- Excerpt provided:
The Coder With “20 Years of Experience”
- Doctors CFO
- Jan 21
- 3 min read
By Carl Stoddard, Doctors CFO
The office thought they had struck gold. Billing had been a persistent pain point, so when a coder applied claiming nearly twenty years of experience, strong confidence, and fluency in all the right terminology, it felt like the solution they had been waiting for. The interview went smoothly. The résumé looked solid. The explanations sounded convincing.
They hired her, gave her space to work, and trusted that things would stabilize. Instead, they slowly unraveled.

When the Numbers Start Whispering Before They Scream
At first, the warning signs were subtle. Accounts receivable began creeping upward. Claims sat longer than expected. Payments slowed, but not dramatically enough to trigger immediate concern. The team assumed it was part of the transition. Every new hire needs time to learn a system, right? But weeks turned into months, and the problems didn’t improve. They compounded.

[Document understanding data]
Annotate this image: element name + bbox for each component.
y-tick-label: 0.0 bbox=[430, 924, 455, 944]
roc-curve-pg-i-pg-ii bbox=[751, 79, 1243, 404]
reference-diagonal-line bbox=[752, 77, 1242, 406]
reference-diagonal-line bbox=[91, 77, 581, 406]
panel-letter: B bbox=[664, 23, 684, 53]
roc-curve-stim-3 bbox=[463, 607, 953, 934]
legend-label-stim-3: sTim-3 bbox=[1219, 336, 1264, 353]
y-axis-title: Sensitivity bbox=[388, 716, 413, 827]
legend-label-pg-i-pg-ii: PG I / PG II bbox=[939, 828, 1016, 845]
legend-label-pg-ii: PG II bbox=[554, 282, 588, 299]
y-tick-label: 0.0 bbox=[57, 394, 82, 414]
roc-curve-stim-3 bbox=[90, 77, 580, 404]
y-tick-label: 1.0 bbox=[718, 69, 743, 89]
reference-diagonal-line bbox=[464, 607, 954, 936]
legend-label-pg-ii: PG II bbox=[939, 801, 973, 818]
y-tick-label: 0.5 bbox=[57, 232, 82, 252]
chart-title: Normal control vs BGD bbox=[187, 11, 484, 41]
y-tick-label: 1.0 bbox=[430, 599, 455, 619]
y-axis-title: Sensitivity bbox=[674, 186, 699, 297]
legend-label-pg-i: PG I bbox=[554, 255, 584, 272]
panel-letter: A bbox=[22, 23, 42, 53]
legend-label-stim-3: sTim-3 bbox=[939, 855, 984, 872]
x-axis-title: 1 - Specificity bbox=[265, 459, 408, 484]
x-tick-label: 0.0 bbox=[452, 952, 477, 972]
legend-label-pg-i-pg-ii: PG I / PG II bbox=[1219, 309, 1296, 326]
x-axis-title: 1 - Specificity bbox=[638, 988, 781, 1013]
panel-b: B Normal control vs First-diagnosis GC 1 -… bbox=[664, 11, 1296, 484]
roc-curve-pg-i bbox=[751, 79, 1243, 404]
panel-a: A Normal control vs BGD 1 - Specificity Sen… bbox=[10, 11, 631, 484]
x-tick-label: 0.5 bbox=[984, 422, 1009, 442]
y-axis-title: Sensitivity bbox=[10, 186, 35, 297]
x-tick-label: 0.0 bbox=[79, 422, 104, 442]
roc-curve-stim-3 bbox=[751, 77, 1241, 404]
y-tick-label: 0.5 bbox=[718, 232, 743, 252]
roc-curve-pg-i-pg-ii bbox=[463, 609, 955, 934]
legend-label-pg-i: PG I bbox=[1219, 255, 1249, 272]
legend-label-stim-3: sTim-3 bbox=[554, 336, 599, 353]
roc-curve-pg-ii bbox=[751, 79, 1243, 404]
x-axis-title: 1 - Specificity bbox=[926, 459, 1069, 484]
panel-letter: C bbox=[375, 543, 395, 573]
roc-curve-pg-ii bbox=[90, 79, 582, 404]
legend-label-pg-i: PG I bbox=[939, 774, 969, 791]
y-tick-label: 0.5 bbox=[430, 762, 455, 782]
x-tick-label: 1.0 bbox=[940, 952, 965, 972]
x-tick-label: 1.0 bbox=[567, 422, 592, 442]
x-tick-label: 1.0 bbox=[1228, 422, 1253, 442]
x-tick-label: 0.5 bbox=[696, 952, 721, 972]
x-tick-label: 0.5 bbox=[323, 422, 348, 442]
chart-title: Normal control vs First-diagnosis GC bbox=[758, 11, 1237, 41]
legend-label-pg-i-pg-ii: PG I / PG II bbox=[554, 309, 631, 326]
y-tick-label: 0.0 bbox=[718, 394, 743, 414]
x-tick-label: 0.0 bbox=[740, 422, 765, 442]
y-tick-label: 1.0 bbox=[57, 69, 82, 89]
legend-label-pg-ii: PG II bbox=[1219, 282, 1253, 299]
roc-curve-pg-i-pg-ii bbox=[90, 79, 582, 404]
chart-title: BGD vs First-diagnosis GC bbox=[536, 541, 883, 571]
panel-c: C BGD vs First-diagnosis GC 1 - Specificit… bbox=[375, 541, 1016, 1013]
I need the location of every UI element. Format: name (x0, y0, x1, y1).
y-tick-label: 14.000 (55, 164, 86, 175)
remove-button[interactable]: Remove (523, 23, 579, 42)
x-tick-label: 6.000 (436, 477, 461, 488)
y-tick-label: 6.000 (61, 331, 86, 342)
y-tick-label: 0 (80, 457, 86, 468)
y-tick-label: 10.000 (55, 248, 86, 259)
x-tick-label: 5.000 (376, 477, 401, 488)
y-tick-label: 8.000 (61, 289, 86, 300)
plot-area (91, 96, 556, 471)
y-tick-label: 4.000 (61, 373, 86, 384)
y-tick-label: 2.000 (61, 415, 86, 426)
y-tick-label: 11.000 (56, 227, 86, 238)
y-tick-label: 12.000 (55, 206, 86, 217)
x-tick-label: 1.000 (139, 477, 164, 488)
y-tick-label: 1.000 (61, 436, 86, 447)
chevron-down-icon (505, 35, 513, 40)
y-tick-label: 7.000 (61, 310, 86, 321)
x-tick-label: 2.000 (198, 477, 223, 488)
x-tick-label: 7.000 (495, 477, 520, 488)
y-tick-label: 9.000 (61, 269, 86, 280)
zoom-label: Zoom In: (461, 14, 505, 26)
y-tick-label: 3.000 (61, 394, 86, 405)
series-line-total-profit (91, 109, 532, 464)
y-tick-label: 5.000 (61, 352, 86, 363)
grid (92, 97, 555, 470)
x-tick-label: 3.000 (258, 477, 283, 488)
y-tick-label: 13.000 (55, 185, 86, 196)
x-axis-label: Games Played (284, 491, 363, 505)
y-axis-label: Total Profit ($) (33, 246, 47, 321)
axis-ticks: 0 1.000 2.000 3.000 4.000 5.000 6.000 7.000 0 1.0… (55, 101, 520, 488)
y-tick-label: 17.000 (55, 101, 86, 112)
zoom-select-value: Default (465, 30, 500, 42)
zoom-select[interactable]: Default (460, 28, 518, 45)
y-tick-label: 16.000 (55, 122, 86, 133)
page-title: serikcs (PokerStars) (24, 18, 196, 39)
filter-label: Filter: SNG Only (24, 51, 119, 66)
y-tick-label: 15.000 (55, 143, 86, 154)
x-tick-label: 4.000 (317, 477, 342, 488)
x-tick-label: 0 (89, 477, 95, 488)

- Tasks to complete:
1/ In the coder article, how many years of experience did the applicant claim?
2/ Please pick up the coder article after its last sentence and continue it.
These items come from a separate source.

- Exercise answers:
1/ Nearly twenty years.

2/
Eventually, someone took a closer look. That’s when the truth surfaced. She didn’t have twenty years of experience. Not ten. Not even one. The résumé was fabricated. The confidence masked a complete lack of competency. And the financial damage to the practice was very real.
She was terminated the same day.
When a Bad Hire Becomes a Human Crisis
What followed made the situation even harder. After being let go, she claimed she had cancer.
Now leadership was no longer dealing with a simple employment decision. They were pulled into an emotional and ethical gray area that many practices find themselves unprepared for. Team members felt torn. Sympathy clashed with anger. Guilt mixed with frustration.
Meanwhile, the practice still had to deal with the consequences: delayed cash flow, cleanup work, and strained trust within the team.
The Real Cost of a Bad Hire
This story isn’t unusual. It happens more often than people realize. Hiring is not just filling a seat. In a medical or dental practice, it is one of the biggest operational risks you take. One bad hire can quietly damage cash flow, morale, and trust long before the problem becomes obvious.
And unlike equipment or software, people problems rarely come with clean exit ramps.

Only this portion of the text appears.